SELECTION:
____________________

Spring 2025

Data Storage

Common Storage Needs

  • Every part of the pipeline can have storage requirements
  • For example: Even during data collection and processing, you may need to store data to:
    • To retain metadata information about the location and state of your data
    • To retain important queries for obtaining data
    • Help filter other sources, scripts for scraping
    • Post-processed versions of data to make analysis easier
  • The analysis & visualization portion could require the storage of:
    • Models
    • Training/testing sets
    • Results of analysis
    • Plots, tables, graphs, etc
  • Data storage can help provide durability and availability to your data analysis process

Common Sources for Storage

  • You can store your data in the same types of sources your receive: CSV, excel, stata, a database, etc
  • Data Warehouses – Optimized for structured data, typically in a database, to provide facile access to data for analysis and reporting
  • Data Lakes – Optimized for structured and unstructured data, to provide flexability and the ability to retrieve raw, unprocessed data

Typical Workflows

  1. Scraping and collection tasks obtain data from different sources
  2. Munging and processing tasks reshape, clean, group, and aggregate data
  3. Intermediate data is warehoused for anlaysis purposes
  4. Models trained on warehoused, structured data
  5. Results & visualizations are stored for reporting purposes

Storage with R

Let’s Go Get Some Data

For these examples, I’ll use some New Zealand fiscal data:

url_str <- "https://www.stats.govt.nz/assets/Uploads/Annual-enterprise-survey/Annual-enterprise-survey-2023-financial-year-provisional/Download-data/annual-enterprise-survey-2023-financial-year-provisional.csv"
enterprise_data <- read.table(url_str, header=T, sep=',')   # Load the data off the Internet
head(enterprise_data, 3)

____________________

SUPPLIED MATERIAL:
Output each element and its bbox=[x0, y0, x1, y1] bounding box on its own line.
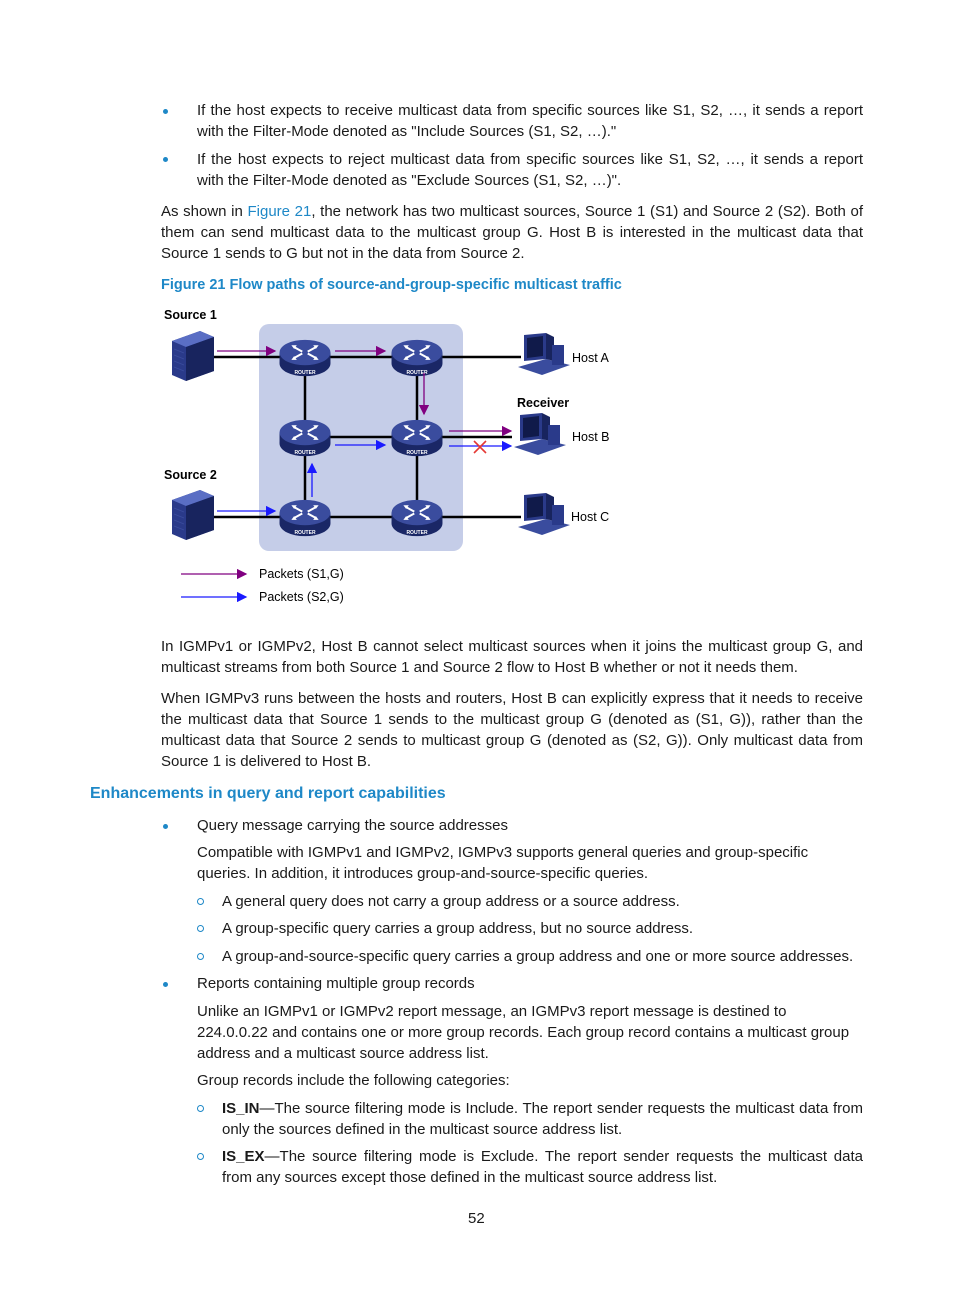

____________________

REQUIRED TASK 1: In the data storage notes, what kinds of data are data lakes optimized for?
REQUIRED TASK 2: Return the passage of the data storage notes from "Storage with R" up to and including "head(enterprise_data, 3)", copied word for word.
None of this involves the lines.

TASK ANSWER 1: Structured and unstructured data.

TASK ANSWER 2:
Storage with R

Let’s Go Get Some Data

For these examples, I’ll use some New Zealand fiscal data:

url_str <- "https://www.stats.govt.nz/assets/Uploads/Annual-enterprise-survey/Annual-enterprise-survey-2023-financial-year-provisional/Download-data/annual-enterprise-survey-2023-financial-year-provisional.csv"
enterprise_data <- read.table(url_str, header=T, sep=',')   # Load the data off the Internet
head(enterprise_data, 3)